■ **Exercise prompt**
Can you copy, word for word, every line from the start of the items below through the line that contains "browser-tab-overdue[interactable]: Overdue Receivables", including that line?
┌──
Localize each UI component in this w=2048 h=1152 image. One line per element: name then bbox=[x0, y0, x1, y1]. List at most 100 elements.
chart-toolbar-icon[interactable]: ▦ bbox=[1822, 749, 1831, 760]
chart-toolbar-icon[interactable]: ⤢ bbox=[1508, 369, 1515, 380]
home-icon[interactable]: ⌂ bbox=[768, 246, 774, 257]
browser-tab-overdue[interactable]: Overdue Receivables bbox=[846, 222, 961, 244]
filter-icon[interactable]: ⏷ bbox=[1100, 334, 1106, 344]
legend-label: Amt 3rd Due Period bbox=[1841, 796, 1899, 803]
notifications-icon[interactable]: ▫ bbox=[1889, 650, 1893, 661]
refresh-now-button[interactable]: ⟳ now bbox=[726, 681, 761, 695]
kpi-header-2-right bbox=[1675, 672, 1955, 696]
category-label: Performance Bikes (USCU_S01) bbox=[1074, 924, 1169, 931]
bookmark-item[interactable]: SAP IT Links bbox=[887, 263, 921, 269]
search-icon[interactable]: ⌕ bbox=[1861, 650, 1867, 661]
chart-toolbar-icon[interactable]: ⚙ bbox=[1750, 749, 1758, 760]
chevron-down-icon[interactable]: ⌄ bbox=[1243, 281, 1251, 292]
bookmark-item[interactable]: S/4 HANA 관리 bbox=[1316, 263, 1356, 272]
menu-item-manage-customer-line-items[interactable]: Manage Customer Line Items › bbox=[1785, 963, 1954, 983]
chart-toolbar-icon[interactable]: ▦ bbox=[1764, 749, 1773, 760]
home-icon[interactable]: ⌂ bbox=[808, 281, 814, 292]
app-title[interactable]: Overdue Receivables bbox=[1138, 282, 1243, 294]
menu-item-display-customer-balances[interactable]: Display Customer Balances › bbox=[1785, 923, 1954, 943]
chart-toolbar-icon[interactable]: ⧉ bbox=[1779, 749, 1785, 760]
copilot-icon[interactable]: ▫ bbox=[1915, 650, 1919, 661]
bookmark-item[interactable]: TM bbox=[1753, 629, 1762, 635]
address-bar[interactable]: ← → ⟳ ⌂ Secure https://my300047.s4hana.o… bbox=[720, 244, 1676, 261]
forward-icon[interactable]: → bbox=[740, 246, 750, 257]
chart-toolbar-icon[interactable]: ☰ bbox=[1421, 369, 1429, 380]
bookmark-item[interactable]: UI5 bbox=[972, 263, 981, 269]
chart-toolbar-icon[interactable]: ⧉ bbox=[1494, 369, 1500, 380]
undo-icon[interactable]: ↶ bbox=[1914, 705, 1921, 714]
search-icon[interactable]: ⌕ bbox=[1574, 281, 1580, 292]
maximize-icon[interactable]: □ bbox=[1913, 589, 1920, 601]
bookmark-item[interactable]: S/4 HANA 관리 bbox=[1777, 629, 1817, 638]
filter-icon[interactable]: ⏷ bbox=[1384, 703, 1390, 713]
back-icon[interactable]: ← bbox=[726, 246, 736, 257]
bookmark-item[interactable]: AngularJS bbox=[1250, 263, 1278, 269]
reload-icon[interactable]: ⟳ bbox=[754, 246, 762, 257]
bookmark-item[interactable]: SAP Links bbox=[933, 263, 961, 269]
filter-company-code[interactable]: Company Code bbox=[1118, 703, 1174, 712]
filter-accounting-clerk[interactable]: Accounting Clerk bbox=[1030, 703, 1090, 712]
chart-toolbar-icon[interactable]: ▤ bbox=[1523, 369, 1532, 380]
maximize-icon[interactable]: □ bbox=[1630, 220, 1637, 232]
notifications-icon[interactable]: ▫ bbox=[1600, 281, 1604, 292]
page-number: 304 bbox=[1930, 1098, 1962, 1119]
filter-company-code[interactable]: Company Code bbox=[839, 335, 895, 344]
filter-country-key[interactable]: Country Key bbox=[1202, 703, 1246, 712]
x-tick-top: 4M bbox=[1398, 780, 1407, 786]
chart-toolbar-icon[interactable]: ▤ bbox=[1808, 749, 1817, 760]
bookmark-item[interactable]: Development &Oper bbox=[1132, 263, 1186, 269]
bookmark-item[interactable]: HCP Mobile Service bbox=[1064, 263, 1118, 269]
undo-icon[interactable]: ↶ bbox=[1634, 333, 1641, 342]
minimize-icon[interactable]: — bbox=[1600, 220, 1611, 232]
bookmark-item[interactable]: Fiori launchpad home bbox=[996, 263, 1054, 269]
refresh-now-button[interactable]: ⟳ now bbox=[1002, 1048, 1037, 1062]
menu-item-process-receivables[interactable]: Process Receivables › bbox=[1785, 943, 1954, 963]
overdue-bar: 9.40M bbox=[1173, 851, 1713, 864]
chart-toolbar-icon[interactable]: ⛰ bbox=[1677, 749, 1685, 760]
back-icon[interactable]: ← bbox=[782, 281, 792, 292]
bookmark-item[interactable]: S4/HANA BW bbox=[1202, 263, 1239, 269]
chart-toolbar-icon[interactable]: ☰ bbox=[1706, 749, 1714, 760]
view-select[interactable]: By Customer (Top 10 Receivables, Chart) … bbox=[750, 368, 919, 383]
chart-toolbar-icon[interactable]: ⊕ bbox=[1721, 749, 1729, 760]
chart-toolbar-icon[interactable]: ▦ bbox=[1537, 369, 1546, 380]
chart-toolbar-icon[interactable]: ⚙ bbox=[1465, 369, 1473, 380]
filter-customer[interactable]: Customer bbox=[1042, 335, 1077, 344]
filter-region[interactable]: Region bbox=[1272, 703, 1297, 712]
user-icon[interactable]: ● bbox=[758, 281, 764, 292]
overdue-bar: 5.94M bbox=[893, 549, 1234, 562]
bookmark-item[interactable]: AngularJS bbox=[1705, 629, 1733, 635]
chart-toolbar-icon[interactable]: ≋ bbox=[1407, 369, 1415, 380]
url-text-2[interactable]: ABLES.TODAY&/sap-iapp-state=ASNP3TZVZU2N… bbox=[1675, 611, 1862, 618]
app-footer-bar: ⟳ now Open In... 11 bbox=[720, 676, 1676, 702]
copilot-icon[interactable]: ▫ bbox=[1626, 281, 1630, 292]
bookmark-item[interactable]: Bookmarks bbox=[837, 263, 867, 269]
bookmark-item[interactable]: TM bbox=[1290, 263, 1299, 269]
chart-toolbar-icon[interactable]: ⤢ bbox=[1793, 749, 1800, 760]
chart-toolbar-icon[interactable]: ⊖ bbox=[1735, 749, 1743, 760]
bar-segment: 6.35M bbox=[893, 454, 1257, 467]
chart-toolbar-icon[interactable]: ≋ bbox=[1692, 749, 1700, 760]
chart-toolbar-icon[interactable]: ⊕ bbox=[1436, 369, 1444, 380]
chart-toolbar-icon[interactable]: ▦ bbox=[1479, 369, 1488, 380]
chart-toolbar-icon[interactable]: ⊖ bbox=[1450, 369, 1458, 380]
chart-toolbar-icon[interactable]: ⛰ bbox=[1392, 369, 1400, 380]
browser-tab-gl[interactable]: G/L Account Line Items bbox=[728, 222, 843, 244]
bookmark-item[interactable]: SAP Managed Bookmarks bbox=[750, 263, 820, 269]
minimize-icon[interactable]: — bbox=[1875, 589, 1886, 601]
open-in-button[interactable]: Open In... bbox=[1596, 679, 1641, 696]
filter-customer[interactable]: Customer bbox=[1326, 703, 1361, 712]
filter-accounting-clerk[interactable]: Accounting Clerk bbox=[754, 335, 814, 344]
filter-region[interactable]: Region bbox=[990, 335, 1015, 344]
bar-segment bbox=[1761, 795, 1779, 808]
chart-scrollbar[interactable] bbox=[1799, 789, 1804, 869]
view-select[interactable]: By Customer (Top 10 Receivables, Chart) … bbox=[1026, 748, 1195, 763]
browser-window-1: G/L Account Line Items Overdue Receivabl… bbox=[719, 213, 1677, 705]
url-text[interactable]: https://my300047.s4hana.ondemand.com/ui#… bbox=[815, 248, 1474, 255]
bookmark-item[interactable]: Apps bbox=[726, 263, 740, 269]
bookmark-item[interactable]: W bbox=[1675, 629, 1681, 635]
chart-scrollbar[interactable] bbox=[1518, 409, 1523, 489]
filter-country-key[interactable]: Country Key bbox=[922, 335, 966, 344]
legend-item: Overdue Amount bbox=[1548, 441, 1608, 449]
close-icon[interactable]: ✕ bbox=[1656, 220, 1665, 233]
└──
■ **Response**
Localize each UI component in this w=2048 h=1152 image. One line per element: name then bbox=[x0, y0, x1, y1]. List at most 100 elements.
chart-toolbar-icon[interactable]: ▦ bbox=[1822, 749, 1831, 760]
chart-toolbar-icon[interactable]: ⤢ bbox=[1508, 369, 1515, 380]
home-icon[interactable]: ⌂ bbox=[768, 246, 774, 257]
browser-tab-overdue[interactable]: Overdue Receivables bbox=[846, 222, 961, 244]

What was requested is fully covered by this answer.